[Listings of boxed layout items]
_ _ _ _

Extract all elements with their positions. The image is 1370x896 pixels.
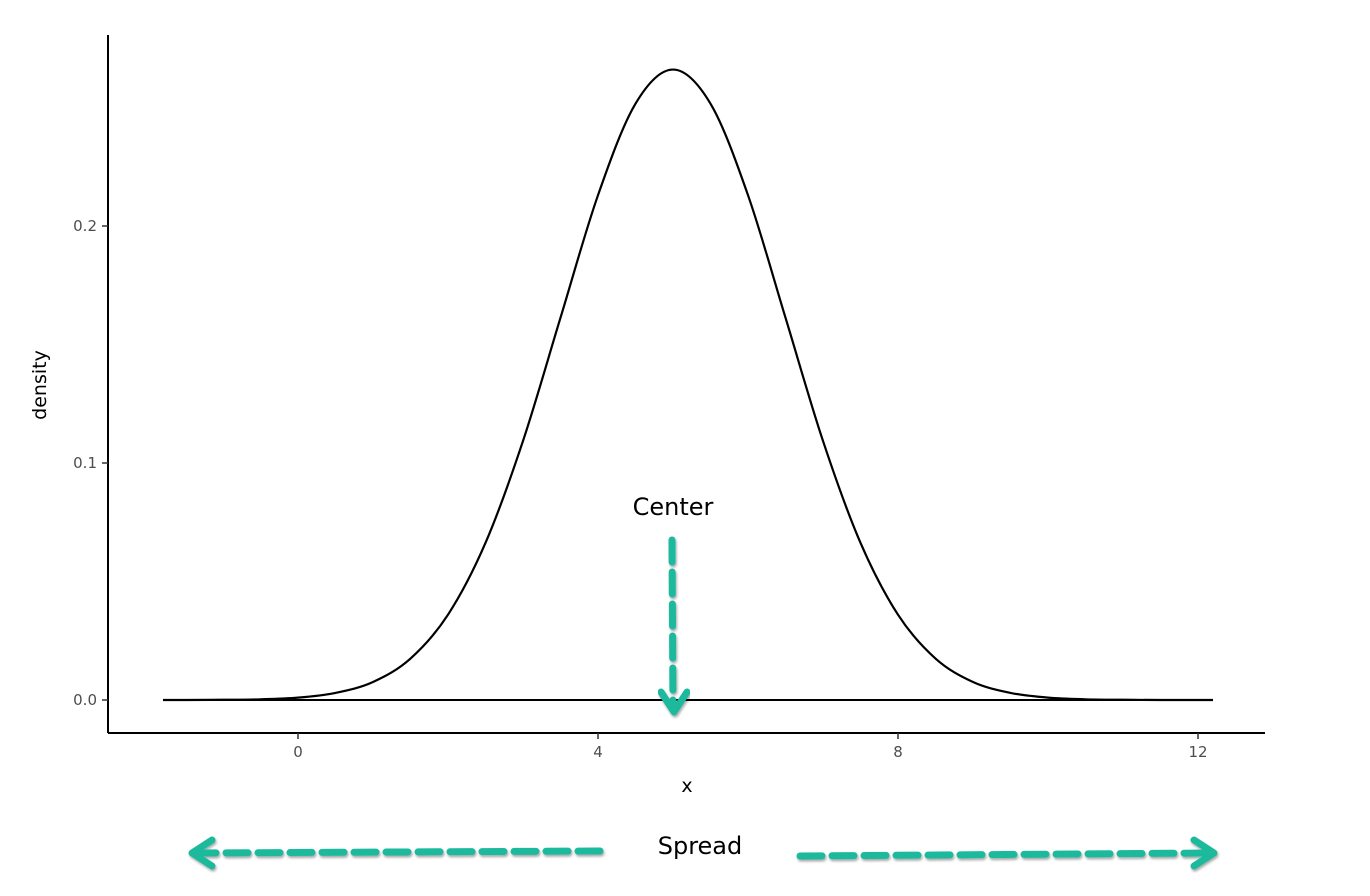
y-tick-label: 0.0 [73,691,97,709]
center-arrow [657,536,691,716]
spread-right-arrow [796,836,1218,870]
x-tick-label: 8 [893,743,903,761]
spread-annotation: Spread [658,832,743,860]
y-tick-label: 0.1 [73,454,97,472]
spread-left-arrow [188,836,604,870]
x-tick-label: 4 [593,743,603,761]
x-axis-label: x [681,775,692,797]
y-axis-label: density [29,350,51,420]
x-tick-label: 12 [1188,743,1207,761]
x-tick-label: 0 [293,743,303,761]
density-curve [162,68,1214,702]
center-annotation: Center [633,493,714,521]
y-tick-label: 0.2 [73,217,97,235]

_ _ _ _

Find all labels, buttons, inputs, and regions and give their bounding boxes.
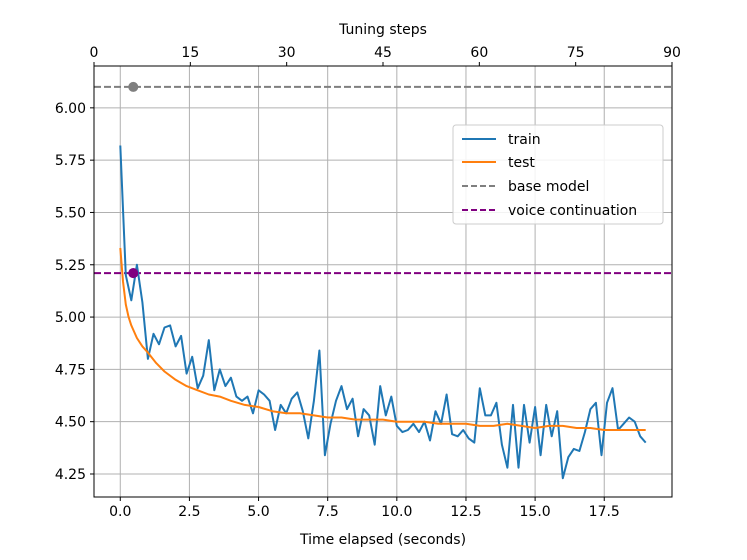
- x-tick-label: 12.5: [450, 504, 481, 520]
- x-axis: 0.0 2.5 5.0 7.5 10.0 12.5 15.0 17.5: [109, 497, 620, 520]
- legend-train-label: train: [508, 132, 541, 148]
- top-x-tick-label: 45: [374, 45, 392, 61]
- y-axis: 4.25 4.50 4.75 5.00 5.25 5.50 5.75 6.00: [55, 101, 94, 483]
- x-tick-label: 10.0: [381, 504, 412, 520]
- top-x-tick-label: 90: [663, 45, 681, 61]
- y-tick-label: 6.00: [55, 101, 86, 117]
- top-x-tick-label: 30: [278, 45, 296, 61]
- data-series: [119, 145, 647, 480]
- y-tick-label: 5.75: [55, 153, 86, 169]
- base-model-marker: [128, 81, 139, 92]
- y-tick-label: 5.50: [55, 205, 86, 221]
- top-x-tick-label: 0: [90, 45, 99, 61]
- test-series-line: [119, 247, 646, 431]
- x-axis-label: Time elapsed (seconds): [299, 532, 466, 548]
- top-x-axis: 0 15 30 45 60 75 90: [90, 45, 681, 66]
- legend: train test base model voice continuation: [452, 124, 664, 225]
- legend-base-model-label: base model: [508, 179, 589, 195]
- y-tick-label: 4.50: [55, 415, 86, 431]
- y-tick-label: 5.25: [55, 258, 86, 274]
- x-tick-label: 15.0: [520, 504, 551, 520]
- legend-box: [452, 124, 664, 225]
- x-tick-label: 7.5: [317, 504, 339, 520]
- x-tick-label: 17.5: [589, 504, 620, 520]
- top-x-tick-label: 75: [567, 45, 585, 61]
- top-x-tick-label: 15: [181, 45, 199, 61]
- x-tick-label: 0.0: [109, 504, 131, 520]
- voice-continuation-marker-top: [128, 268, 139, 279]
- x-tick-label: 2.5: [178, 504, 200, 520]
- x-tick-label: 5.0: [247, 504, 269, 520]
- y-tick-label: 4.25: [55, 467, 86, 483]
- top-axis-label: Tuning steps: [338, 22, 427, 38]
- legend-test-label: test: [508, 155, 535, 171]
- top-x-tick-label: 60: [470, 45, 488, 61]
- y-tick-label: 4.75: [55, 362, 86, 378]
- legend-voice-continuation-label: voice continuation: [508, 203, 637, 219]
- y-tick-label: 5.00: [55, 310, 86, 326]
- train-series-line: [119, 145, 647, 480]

_ _ _ _

#### [Your objective]
Starting with the line that contains "Find all labels, buttons, inputs, and" and going on through the line that contains "- train-series-line: [119, 145, 647, 480]", write the listing out again with "y-tick-label" swapped for "vertical-tick-label" everywhere and nothing else altered. Omit the pictures.

#### [Problem solution]
Find all labels, buttons, inputs, and regions and give their bounding boxes.
- x-tick-label: 12.5: [450, 504, 481, 520]
- x-axis: 0.0 2.5 5.0 7.5 10.0 12.5 15.0 17.5: [109, 497, 620, 520]
- legend-train-label: train: [508, 132, 541, 148]
- top-x-tick-label: 45: [374, 45, 392, 61]
- y-axis: 4.25 4.50 4.75 5.00 5.25 5.50 5.75 6.00: [55, 101, 94, 483]
- x-tick-label: 10.0: [381, 504, 412, 520]
- top-x-tick-label: 90: [663, 45, 681, 61]
- vertical-tick-label: 6.00: [55, 101, 86, 117]
- top-x-tick-label: 30: [278, 45, 296, 61]
- data-series: [119, 145, 647, 480]
- vertical-tick-label: 5.75: [55, 153, 86, 169]
- base-model-marker: [128, 81, 139, 92]
- vertical-tick-label: 5.50: [55, 205, 86, 221]
- top-x-tick-label: 0: [90, 45, 99, 61]
- test-series-line: [119, 247, 646, 431]
- x-axis-label: Time elapsed (seconds): [299, 532, 466, 548]
- top-x-axis: 0 15 30 45 60 75 90: [90, 45, 681, 66]
- legend: train test base model voice continuation: [452, 124, 664, 225]
- legend-base-model-label: base model: [508, 179, 589, 195]
- vertical-tick-label: 4.50: [55, 415, 86, 431]
- vertical-tick-label: 5.25: [55, 258, 86, 274]
- x-tick-label: 15.0: [520, 504, 551, 520]
- legend-box: [452, 124, 664, 225]
- x-tick-label: 7.5: [317, 504, 339, 520]
- x-tick-label: 17.5: [589, 504, 620, 520]
- top-x-tick-label: 75: [567, 45, 585, 61]
- top-x-tick-label: 15: [181, 45, 199, 61]
- x-tick-label: 0.0: [109, 504, 131, 520]
- voice-continuation-marker-top: [128, 268, 139, 279]
- x-tick-label: 2.5: [178, 504, 200, 520]
- x-tick-label: 5.0: [247, 504, 269, 520]
- vertical-tick-label: 4.25: [55, 467, 86, 483]
- top-axis-label: Tuning steps: [338, 22, 427, 38]
- legend-test-label: test: [508, 155, 535, 171]
- top-x-tick-label: 60: [470, 45, 488, 61]
- vertical-tick-label: 4.75: [55, 362, 86, 378]
- legend-voice-continuation-label: voice continuation: [508, 203, 637, 219]
- vertical-tick-label: 5.00: [55, 310, 86, 326]
- train-series-line: [119, 145, 647, 480]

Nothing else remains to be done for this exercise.